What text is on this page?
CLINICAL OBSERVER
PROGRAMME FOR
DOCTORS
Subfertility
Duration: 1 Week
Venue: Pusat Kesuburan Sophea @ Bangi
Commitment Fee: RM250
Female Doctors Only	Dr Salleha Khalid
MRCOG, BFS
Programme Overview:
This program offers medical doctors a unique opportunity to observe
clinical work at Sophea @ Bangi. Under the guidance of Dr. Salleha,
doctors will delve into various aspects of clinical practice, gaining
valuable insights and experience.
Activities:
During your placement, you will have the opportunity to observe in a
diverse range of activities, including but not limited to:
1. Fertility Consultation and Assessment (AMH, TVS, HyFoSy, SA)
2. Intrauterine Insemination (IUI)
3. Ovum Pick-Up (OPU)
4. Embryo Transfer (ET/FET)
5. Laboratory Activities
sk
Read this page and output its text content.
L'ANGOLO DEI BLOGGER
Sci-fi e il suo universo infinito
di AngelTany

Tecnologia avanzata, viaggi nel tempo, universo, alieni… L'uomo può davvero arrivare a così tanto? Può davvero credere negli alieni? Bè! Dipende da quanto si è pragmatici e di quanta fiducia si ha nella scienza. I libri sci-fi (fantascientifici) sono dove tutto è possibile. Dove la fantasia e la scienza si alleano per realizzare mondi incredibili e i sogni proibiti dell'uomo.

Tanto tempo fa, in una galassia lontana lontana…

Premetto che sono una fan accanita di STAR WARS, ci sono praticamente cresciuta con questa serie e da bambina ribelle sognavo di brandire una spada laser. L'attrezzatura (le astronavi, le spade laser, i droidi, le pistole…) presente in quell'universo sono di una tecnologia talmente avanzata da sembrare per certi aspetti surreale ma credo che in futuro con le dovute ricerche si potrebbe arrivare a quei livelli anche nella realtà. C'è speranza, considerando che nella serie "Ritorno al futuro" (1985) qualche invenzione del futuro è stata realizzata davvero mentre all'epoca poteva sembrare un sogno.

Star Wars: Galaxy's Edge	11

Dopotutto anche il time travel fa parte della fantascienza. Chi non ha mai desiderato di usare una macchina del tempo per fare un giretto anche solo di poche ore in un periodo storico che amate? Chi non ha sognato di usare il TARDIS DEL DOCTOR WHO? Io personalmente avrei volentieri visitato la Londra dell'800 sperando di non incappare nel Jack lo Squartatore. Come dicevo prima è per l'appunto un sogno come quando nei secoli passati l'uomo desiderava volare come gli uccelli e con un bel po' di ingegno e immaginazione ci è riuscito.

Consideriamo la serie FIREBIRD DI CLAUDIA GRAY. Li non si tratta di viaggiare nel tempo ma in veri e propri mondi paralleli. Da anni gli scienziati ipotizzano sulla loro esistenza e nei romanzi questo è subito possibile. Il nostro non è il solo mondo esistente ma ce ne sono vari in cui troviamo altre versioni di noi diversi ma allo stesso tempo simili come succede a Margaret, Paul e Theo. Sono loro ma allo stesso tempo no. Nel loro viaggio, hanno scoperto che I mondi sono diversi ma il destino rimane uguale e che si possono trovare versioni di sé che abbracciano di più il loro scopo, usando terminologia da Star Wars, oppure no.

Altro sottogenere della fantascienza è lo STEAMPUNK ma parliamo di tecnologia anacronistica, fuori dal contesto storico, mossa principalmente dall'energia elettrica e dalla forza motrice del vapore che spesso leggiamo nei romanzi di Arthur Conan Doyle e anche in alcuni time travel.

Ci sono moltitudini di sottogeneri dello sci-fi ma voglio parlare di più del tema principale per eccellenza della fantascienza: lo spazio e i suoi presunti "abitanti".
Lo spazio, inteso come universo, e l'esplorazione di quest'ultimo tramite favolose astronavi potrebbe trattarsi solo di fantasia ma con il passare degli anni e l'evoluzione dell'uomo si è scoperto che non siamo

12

--------------------------------

* WHAT YOU ARE ASKED TO DO *
Check each line of the entries above, and show every one holding the word "opportunity".

* SOLUTION FOR THIS EXERCISE *
This program offers medical doctors a unique opportunity to observe
During your placement, you will have the opportunity to observe in a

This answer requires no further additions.